--- start INFORMATION PROVIDED ---
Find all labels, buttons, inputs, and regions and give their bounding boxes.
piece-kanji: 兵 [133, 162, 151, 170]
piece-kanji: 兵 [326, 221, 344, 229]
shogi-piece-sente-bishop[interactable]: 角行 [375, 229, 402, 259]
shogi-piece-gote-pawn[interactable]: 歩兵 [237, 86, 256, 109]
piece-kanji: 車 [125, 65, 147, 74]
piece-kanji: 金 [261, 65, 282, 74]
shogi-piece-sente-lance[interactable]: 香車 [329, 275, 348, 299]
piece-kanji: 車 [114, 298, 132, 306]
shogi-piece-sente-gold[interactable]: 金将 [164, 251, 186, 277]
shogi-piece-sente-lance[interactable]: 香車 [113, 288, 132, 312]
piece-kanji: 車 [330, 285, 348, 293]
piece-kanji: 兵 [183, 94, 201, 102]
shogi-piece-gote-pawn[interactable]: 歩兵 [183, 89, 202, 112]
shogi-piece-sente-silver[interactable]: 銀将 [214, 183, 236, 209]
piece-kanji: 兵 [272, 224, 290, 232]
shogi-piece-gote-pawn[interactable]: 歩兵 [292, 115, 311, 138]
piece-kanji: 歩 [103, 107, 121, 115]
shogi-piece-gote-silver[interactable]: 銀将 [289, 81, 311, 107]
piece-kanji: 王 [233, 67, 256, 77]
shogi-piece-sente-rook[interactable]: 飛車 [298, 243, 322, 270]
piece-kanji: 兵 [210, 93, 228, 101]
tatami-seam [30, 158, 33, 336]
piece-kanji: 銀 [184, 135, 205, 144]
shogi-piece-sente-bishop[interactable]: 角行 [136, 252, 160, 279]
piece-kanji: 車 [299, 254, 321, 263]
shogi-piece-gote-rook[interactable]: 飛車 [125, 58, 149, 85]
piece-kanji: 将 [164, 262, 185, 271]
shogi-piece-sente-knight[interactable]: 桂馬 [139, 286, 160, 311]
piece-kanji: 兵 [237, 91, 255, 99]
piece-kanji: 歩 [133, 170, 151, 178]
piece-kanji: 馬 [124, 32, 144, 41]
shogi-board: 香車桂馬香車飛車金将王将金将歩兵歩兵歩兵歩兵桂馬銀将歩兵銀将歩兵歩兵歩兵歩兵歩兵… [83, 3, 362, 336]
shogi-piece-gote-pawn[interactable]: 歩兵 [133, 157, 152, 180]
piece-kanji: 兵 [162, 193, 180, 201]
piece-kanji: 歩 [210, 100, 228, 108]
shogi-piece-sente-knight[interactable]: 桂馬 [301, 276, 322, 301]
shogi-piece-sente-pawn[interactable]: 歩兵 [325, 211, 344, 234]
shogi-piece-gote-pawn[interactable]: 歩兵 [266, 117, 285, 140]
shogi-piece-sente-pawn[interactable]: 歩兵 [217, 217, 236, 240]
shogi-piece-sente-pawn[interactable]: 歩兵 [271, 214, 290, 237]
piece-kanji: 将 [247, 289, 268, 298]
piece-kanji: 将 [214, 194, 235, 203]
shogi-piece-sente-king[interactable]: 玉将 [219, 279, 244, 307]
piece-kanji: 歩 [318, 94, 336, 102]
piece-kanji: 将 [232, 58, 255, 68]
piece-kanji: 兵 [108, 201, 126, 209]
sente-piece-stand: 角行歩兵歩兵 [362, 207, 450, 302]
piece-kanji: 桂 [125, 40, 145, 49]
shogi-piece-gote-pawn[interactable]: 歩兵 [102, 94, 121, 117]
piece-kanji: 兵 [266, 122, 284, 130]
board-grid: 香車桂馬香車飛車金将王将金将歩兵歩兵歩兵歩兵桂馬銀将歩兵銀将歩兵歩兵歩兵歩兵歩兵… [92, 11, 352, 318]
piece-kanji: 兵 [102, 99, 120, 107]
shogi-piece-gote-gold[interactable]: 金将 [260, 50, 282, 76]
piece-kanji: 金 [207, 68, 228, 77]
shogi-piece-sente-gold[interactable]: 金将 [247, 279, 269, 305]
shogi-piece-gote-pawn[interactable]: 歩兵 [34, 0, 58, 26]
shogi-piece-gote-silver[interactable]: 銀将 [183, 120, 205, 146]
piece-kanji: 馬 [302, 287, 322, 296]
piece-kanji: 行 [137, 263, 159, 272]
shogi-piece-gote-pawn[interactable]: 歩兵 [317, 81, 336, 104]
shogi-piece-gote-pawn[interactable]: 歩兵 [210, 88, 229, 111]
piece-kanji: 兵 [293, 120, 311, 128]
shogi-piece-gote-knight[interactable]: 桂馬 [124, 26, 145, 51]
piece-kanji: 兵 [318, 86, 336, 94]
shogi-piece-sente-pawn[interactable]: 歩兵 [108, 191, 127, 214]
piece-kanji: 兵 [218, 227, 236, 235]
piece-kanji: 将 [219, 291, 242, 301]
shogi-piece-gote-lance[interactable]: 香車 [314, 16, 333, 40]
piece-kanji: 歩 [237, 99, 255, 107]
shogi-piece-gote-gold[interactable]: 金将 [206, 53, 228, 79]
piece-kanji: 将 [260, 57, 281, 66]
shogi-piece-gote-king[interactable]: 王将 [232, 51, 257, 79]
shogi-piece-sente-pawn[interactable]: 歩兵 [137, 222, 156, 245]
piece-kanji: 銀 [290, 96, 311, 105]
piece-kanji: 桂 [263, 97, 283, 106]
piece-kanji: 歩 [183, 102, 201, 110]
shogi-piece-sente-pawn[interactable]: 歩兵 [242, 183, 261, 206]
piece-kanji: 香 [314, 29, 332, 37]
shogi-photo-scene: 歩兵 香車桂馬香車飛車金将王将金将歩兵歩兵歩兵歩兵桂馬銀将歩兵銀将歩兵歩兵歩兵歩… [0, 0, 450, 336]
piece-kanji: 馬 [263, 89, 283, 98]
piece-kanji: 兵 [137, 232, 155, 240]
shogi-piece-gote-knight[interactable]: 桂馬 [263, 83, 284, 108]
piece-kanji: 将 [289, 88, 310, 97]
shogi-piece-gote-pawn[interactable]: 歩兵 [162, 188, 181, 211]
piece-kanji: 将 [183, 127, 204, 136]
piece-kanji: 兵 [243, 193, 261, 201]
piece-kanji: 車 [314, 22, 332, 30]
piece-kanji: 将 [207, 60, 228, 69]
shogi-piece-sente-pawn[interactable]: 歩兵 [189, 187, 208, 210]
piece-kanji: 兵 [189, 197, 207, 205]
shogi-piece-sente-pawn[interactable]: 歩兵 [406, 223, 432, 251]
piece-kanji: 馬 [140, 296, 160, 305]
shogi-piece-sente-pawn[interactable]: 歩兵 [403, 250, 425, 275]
--- end INFORMATION PROVIDED ---
WRITTEN REQUEST | Quote all of the data above word for word, from the first line to the last, with no changes.

REPLY TO THE EXERCISE |
Find all labels, buttons, inputs, and regions and give their bounding boxes.
piece-kanji: 兵 [133, 162, 151, 170]
piece-kanji: 兵 [326, 221, 344, 229]
shogi-piece-sente-bishop[interactable]: 角行 [375, 229, 402, 259]
shogi-piece-gote-pawn[interactable]: 歩兵 [237, 86, 256, 109]
piece-kanji: 車 [125, 65, 147, 74]
piece-kanji: 金 [261, 65, 282, 74]
shogi-piece-sente-lance[interactable]: 香車 [329, 275, 348, 299]
piece-kanji: 車 [114, 298, 132, 306]
shogi-piece-sente-gold[interactable]: 金将 [164, 251, 186, 277]
shogi-piece-sente-lance[interactable]: 香車 [113, 288, 132, 312]
piece-kanji: 車 [330, 285, 348, 293]
piece-kanji: 兵 [183, 94, 201, 102]
shogi-piece-gote-pawn[interactable]: 歩兵 [183, 89, 202, 112]
shogi-piece-sente-silver[interactable]: 銀将 [214, 183, 236, 209]
piece-kanji: 兵 [272, 224, 290, 232]
shogi-piece-gote-pawn[interactable]: 歩兵 [292, 115, 311, 138]
piece-kanji: 歩 [103, 107, 121, 115]
shogi-piece-gote-silver[interactable]: 銀将 [289, 81, 311, 107]
piece-kanji: 王 [233, 67, 256, 77]
shogi-piece-sente-rook[interactable]: 飛車 [298, 243, 322, 270]
piece-kanji: 兵 [210, 93, 228, 101]
tatami-seam [30, 158, 33, 336]
piece-kanji: 銀 [184, 135, 205, 144]
shogi-piece-sente-bishop[interactable]: 角行 [136, 252, 160, 279]
piece-kanji: 車 [299, 254, 321, 263]
shogi-piece-gote-rook[interactable]: 飛車 [125, 58, 149, 85]
piece-kanji: 将 [164, 262, 185, 271]
shogi-piece-sente-knight[interactable]: 桂馬 [139, 286, 160, 311]
piece-kanji: 兵 [237, 91, 255, 99]
piece-kanji: 歩 [133, 170, 151, 178]
piece-kanji: 馬 [124, 32, 144, 41]
shogi-board: 香車桂馬香車飛車金将王将金将歩兵歩兵歩兵歩兵桂馬銀将歩兵銀将歩兵歩兵歩兵歩兵歩兵… [83, 3, 362, 336]
shogi-piece-gote-pawn[interactable]: 歩兵 [133, 157, 152, 180]
piece-kanji: 兵 [162, 193, 180, 201]
piece-kanji: 歩 [210, 100, 228, 108]
shogi-piece-sente-knight[interactable]: 桂馬 [301, 276, 322, 301]
shogi-piece-sente-pawn[interactable]: 歩兵 [325, 211, 344, 234]
shogi-piece-gote-pawn[interactable]: 歩兵 [266, 117, 285, 140]
shogi-piece-sente-pawn[interactable]: 歩兵 [217, 217, 236, 240]
shogi-piece-sente-pawn[interactable]: 歩兵 [271, 214, 290, 237]
piece-kanji: 将 [247, 289, 268, 298]
piece-kanji: 将 [214, 194, 235, 203]
shogi-piece-sente-king[interactable]: 玉将 [219, 279, 244, 307]
piece-kanji: 歩 [318, 94, 336, 102]
piece-kanji: 将 [232, 58, 255, 68]
piece-kanji: 兵 [108, 201, 126, 209]
sente-piece-stand: 角行歩兵歩兵 [362, 207, 450, 302]
piece-kanji: 桂 [125, 40, 145, 49]
shogi-piece-gote-pawn[interactable]: 歩兵 [102, 94, 121, 117]
piece-kanji: 兵 [266, 122, 284, 130]
board-grid: 香車桂馬香車飛車金将王将金将歩兵歩兵歩兵歩兵桂馬銀将歩兵銀将歩兵歩兵歩兵歩兵歩兵… [92, 11, 352, 318]
piece-kanji: 兵 [102, 99, 120, 107]
shogi-piece-gote-gold[interactable]: 金将 [260, 50, 282, 76]
piece-kanji: 金 [207, 68, 228, 77]
shogi-piece-sente-gold[interactable]: 金将 [247, 279, 269, 305]
shogi-piece-gote-pawn[interactable]: 歩兵 [34, 0, 58, 26]
shogi-piece-gote-silver[interactable]: 銀将 [183, 120, 205, 146]
piece-kanji: 馬 [302, 287, 322, 296]
piece-kanji: 行 [137, 263, 159, 272]
shogi-piece-gote-pawn[interactable]: 歩兵 [317, 81, 336, 104]
shogi-piece-gote-pawn[interactable]: 歩兵 [210, 88, 229, 111]
piece-kanji: 兵 [293, 120, 311, 128]
shogi-piece-gote-knight[interactable]: 桂馬 [124, 26, 145, 51]
piece-kanji: 兵 [318, 86, 336, 94]
shogi-piece-sente-pawn[interactable]: 歩兵 [108, 191, 127, 214]
piece-kanji: 兵 [218, 227, 236, 235]
piece-kanji: 将 [219, 291, 242, 301]
shogi-piece-gote-lance[interactable]: 香車 [314, 16, 333, 40]
piece-kanji: 歩 [237, 99, 255, 107]
shogi-piece-gote-gold[interactable]: 金将 [206, 53, 228, 79]
piece-kanji: 将 [260, 57, 281, 66]
shogi-piece-gote-king[interactable]: 王将 [232, 51, 257, 79]
shogi-piece-sente-pawn[interactable]: 歩兵 [137, 222, 156, 245]
piece-kanji: 銀 [290, 96, 311, 105]
piece-kanji: 桂 [263, 97, 283, 106]
piece-kanji: 歩 [183, 102, 201, 110]
shogi-piece-sente-pawn[interactable]: 歩兵 [242, 183, 261, 206]
piece-kanji: 香 [314, 29, 332, 37]
shogi-photo-scene: 歩兵 香車桂馬香車飛車金将王将金将歩兵歩兵歩兵歩兵桂馬銀将歩兵銀将歩兵歩兵歩兵歩… [0, 0, 450, 336]
piece-kanji: 馬 [263, 89, 283, 98]
piece-kanji: 兵 [137, 232, 155, 240]
shogi-piece-gote-knight[interactable]: 桂馬 [263, 83, 284, 108]
piece-kanji: 将 [289, 88, 310, 97]
shogi-piece-gote-pawn[interactable]: 歩兵 [162, 188, 181, 211]
piece-kanji: 将 [183, 127, 204, 136]
piece-kanji: 兵 [243, 193, 261, 201]
piece-kanji: 車 [314, 22, 332, 30]
piece-kanji: 将 [207, 60, 228, 69]
shogi-piece-sente-pawn[interactable]: 歩兵 [189, 187, 208, 210]
piece-kanji: 兵 [189, 197, 207, 205]
shogi-piece-sente-pawn[interactable]: 歩兵 [406, 223, 432, 251]
piece-kanji: 馬 [140, 296, 160, 305]
shogi-piece-sente-pawn[interactable]: 歩兵 [403, 250, 425, 275]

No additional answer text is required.